◆ EXERCISE ◆
Reproduce every record below exactly as written, but leave out any pictures.

◆ DATA LINES ◆

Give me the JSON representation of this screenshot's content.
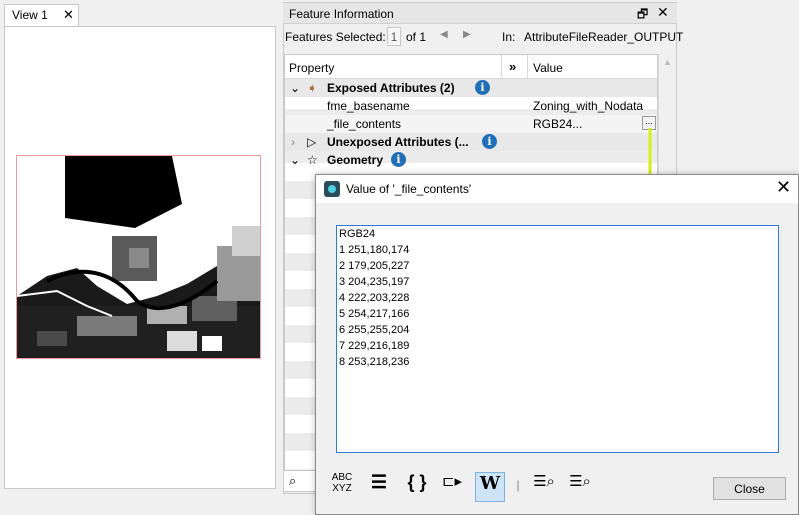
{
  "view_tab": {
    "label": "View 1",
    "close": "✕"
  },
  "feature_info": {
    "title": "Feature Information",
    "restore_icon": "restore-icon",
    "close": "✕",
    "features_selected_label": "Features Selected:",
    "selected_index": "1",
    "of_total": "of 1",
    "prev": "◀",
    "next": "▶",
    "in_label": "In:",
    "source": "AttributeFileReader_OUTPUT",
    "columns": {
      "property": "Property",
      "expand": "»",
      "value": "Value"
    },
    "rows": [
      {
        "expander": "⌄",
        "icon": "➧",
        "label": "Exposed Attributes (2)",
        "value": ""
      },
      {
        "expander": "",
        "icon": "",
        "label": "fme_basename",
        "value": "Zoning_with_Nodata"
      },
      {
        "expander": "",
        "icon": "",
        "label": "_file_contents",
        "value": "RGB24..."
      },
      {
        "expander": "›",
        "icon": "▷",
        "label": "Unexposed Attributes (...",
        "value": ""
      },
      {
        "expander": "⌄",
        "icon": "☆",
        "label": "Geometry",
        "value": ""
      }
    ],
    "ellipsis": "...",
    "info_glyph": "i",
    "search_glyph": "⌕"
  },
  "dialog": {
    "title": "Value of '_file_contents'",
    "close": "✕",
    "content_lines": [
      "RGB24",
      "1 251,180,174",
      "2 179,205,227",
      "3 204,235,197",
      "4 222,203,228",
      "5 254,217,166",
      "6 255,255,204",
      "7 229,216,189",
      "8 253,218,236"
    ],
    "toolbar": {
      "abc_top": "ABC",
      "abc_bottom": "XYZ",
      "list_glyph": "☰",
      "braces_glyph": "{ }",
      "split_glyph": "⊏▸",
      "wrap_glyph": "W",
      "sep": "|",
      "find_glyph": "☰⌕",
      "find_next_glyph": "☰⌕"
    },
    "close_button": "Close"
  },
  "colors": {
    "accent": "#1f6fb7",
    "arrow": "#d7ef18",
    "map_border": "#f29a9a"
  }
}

◆ FINAL ANSWER ◆
Give me the JSON representation of this screenshot's content.
{
  "view_tab": {
    "label": "View 1",
    "close": "✕"
  },
  "feature_info": {
    "title": "Feature Information",
    "restore_icon": "restore-icon",
    "close": "✕",
    "features_selected_label": "Features Selected:",
    "selected_index": "1",
    "of_total": "of 1",
    "prev": "◀",
    "next": "▶",
    "in_label": "In:",
    "source": "AttributeFileReader_OUTPUT",
    "columns": {
      "property": "Property",
      "expand": "»",
      "value": "Value"
    },
    "rows": [
      {
        "expander": "⌄",
        "icon": "➧",
        "label": "Exposed Attributes (2)",
        "value": ""
      },
      {
        "expander": "",
        "icon": "",
        "label": "fme_basename",
        "value": "Zoning_with_Nodata"
      },
      {
        "expander": "",
        "icon": "",
        "label": "_file_contents",
        "value": "RGB24..."
      },
      {
        "expander": "›",
        "icon": "▷",
        "label": "Unexposed Attributes (...",
        "value": ""
      },
      {
        "expander": "⌄",
        "icon": "☆",
        "label": "Geometry",
        "value": ""
      }
    ],
    "ellipsis": "...",
    "info_glyph": "i",
    "search_glyph": "⌕"
  },
  "dialog": {
    "title": "Value of '_file_contents'",
    "close": "✕",
    "content_lines": [
      "RGB24",
      "1 251,180,174",
      "2 179,205,227",
      "3 204,235,197",
      "4 222,203,228",
      "5 254,217,166",
      "6 255,255,204",
      "7 229,216,189",
      "8 253,218,236"
    ],
    "toolbar": {
      "abc_top": "ABC",
      "abc_bottom": "XYZ",
      "list_glyph": "☰",
      "braces_glyph": "{ }",
      "split_glyph": "⊏▸",
      "wrap_glyph": "W",
      "sep": "|",
      "find_glyph": "☰⌕",
      "find_next_glyph": "☰⌕"
    },
    "close_button": "Close"
  },
  "colors": {
    "accent": "#1f6fb7",
    "arrow": "#d7ef18",
    "map_border": "#f29a9a"
  }
}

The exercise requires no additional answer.